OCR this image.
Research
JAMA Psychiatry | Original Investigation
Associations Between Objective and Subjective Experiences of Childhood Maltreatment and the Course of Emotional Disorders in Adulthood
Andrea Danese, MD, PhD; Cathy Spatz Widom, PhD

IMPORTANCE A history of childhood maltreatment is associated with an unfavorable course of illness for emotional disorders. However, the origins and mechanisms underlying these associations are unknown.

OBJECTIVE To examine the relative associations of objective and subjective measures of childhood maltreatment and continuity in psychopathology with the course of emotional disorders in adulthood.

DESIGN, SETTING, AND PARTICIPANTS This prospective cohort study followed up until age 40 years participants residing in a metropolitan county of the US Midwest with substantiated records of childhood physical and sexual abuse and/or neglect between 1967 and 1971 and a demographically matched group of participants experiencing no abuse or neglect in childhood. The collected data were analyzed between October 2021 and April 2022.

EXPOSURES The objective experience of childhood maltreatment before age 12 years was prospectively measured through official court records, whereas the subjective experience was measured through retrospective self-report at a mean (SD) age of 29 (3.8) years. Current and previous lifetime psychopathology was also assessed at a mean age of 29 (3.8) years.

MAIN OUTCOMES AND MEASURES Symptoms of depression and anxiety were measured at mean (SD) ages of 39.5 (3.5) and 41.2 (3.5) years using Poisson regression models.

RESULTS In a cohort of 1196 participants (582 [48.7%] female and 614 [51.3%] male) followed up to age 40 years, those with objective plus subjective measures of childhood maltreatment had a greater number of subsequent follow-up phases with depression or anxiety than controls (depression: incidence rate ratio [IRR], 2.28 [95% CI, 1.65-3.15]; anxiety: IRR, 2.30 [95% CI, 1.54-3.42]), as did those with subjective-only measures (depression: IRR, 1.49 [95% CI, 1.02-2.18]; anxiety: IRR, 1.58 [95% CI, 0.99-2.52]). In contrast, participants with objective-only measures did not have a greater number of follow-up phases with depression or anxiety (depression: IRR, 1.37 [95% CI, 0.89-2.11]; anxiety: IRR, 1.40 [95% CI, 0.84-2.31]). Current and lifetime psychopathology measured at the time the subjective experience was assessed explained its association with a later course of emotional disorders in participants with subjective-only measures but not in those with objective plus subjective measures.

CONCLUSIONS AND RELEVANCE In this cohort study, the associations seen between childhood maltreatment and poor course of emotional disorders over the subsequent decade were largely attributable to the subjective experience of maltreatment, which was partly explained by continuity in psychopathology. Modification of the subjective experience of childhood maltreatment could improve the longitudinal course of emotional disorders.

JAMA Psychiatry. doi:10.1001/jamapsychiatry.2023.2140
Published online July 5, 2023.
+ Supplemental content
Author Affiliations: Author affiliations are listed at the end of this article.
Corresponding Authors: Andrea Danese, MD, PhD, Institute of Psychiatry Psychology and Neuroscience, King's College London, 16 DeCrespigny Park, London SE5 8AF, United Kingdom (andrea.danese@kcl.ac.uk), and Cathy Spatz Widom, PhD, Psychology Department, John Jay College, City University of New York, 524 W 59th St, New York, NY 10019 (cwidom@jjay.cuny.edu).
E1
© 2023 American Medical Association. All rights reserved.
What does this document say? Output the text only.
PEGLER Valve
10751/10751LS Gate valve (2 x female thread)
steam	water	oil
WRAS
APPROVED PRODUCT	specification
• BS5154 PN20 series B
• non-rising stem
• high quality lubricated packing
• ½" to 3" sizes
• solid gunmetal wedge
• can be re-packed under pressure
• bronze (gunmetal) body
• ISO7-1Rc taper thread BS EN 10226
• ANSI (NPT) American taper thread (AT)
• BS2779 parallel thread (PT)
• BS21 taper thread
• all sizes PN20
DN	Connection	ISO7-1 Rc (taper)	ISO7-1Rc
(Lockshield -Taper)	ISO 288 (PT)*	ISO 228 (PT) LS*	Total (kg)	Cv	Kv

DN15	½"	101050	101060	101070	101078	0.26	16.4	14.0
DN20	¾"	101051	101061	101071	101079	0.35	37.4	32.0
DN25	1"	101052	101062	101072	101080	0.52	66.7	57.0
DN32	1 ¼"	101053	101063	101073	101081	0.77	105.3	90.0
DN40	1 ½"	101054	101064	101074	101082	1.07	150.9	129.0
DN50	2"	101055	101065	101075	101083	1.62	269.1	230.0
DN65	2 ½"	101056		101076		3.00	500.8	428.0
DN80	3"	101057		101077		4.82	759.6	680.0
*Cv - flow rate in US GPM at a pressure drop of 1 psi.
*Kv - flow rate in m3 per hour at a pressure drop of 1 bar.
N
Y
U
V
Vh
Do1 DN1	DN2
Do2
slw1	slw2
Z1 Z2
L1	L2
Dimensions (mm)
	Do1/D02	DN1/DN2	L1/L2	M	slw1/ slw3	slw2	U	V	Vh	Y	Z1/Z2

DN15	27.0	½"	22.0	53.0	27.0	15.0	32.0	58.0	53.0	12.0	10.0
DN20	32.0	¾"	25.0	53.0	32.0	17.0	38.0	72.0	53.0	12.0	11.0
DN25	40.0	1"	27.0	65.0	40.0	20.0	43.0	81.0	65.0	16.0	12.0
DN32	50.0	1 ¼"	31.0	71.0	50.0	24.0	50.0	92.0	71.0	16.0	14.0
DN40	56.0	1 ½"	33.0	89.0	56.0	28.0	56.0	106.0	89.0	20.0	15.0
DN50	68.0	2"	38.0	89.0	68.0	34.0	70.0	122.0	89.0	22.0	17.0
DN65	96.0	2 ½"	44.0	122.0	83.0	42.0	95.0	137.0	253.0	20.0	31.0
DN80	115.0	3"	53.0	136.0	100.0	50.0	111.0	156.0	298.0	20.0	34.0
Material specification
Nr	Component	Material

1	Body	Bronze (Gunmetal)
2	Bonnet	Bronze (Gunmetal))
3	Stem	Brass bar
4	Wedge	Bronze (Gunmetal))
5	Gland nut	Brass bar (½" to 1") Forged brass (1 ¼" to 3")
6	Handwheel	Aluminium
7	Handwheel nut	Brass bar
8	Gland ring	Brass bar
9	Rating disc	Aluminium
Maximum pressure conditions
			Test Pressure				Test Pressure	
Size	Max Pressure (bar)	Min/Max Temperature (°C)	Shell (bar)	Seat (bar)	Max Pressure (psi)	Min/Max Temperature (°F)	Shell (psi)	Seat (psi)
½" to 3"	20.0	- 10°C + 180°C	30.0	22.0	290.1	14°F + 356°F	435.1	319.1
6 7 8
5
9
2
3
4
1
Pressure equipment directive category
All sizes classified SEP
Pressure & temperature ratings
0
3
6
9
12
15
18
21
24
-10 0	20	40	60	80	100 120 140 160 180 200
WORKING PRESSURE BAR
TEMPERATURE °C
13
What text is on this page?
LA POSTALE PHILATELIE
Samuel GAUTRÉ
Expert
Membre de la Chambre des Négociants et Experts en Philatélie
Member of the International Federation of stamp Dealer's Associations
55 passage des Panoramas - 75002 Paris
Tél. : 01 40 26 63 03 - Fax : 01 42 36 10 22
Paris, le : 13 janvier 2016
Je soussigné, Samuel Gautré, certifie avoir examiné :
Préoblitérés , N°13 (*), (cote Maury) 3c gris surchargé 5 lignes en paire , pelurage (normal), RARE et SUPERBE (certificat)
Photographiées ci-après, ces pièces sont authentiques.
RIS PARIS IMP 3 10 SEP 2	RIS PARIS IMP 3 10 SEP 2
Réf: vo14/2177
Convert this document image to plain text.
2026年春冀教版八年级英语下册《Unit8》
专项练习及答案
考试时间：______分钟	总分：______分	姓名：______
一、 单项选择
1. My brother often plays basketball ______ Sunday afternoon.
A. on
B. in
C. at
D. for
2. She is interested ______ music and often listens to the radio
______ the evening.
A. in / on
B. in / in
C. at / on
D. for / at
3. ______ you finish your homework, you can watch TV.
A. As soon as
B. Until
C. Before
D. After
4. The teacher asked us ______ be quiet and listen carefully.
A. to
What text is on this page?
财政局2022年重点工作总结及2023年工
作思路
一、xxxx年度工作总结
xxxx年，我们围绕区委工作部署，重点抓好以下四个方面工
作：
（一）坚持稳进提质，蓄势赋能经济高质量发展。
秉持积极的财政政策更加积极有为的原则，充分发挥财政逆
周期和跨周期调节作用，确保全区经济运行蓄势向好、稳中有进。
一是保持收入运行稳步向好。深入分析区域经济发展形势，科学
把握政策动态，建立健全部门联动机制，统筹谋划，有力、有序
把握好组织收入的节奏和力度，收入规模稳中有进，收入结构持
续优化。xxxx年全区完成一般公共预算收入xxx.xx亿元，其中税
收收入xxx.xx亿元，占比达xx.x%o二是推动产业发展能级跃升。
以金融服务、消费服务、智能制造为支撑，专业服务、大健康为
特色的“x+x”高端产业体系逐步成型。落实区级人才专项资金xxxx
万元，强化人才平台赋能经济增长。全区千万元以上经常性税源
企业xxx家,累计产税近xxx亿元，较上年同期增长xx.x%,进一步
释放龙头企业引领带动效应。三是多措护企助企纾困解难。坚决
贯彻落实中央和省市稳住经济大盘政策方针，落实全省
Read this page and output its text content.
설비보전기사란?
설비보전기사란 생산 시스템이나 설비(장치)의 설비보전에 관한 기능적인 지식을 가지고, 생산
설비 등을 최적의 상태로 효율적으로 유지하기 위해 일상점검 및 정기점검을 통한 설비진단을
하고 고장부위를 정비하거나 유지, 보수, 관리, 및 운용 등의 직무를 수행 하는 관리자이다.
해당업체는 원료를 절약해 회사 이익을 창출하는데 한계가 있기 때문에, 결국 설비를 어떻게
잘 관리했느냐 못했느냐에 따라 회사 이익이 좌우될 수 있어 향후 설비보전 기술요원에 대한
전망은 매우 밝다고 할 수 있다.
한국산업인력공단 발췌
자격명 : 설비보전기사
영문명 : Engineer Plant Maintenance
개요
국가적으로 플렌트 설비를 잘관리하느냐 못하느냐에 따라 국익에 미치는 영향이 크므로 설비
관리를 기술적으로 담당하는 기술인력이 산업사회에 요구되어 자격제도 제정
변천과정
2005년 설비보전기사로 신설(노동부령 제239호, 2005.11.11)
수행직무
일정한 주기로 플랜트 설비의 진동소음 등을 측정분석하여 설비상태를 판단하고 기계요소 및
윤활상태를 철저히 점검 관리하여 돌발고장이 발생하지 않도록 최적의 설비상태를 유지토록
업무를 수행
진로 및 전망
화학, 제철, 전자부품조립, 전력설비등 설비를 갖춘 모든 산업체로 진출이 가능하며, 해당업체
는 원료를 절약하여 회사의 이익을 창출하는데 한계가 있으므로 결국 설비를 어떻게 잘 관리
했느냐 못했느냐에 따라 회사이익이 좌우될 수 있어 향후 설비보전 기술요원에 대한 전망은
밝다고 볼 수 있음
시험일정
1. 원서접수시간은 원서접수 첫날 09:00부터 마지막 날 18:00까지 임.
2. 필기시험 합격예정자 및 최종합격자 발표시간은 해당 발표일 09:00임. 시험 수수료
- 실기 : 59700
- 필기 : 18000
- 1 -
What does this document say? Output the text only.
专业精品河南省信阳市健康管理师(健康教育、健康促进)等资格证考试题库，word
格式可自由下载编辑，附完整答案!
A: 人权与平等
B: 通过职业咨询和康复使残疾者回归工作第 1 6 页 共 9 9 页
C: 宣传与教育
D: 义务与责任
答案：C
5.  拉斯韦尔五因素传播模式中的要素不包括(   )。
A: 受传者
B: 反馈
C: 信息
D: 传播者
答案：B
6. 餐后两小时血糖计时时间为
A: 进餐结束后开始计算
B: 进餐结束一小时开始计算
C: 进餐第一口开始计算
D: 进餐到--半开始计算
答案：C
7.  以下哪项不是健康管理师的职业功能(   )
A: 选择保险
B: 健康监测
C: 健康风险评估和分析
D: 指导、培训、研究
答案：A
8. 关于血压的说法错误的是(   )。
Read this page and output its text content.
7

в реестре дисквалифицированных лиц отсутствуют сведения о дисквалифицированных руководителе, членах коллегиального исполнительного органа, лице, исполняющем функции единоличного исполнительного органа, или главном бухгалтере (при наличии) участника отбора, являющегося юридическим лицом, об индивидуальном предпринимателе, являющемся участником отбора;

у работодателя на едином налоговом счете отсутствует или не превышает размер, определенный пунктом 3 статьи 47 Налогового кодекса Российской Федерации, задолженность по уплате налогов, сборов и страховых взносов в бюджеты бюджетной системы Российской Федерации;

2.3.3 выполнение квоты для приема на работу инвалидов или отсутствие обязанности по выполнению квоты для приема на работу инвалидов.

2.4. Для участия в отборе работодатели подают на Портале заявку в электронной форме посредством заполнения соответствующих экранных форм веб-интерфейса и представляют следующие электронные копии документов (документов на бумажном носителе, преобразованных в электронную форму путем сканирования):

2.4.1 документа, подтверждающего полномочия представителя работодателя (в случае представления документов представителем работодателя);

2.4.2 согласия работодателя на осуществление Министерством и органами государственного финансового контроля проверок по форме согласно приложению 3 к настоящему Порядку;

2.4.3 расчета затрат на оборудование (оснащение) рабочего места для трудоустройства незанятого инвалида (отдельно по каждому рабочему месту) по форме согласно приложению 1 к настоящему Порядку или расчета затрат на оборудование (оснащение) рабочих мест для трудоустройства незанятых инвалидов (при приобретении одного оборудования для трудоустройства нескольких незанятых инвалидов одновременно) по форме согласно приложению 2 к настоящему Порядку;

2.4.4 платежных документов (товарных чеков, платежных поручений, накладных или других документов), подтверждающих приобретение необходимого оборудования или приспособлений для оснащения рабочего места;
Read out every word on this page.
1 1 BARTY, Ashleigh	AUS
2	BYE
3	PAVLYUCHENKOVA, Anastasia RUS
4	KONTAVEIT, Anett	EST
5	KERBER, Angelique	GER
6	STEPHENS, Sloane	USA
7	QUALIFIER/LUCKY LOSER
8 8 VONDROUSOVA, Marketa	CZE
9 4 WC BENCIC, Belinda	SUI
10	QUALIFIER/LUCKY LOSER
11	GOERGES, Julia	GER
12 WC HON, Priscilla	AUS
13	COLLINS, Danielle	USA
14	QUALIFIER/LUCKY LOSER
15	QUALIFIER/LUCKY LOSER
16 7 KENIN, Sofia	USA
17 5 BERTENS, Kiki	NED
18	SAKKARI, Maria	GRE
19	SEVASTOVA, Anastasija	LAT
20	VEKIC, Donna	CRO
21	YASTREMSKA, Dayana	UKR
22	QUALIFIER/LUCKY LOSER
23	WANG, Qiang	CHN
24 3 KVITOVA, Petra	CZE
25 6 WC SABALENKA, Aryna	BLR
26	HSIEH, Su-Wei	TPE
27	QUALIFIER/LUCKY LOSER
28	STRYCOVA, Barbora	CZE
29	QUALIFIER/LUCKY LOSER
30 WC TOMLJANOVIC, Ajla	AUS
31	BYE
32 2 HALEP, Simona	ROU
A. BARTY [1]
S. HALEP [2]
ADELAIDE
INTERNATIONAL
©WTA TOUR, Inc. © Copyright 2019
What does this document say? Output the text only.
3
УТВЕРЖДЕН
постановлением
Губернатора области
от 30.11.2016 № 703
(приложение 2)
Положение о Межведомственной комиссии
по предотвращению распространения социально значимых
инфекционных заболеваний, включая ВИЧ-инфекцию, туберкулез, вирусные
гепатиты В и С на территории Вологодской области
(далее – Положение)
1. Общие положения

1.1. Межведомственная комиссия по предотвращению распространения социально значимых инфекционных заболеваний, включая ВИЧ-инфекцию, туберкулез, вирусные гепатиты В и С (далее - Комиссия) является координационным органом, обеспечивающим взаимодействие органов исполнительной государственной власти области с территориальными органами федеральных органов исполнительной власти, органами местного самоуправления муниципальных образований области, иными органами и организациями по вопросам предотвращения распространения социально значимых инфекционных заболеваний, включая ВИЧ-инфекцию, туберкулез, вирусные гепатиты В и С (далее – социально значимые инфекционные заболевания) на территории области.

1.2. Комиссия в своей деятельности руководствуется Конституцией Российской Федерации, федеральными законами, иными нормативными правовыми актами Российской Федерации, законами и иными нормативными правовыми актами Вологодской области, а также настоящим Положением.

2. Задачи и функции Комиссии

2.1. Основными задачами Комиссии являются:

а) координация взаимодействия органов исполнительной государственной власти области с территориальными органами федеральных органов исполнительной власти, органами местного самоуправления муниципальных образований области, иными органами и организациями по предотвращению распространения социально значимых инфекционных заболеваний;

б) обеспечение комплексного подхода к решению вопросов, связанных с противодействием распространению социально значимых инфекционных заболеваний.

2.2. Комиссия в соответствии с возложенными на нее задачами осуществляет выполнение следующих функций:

☆ ☆ ☆ ☆

Aim
Copy all lines of the listing above that contain the string "sizes".

Response to the task
• ½" to 3" sizes
• all sizes PN20
All sizes classified SEP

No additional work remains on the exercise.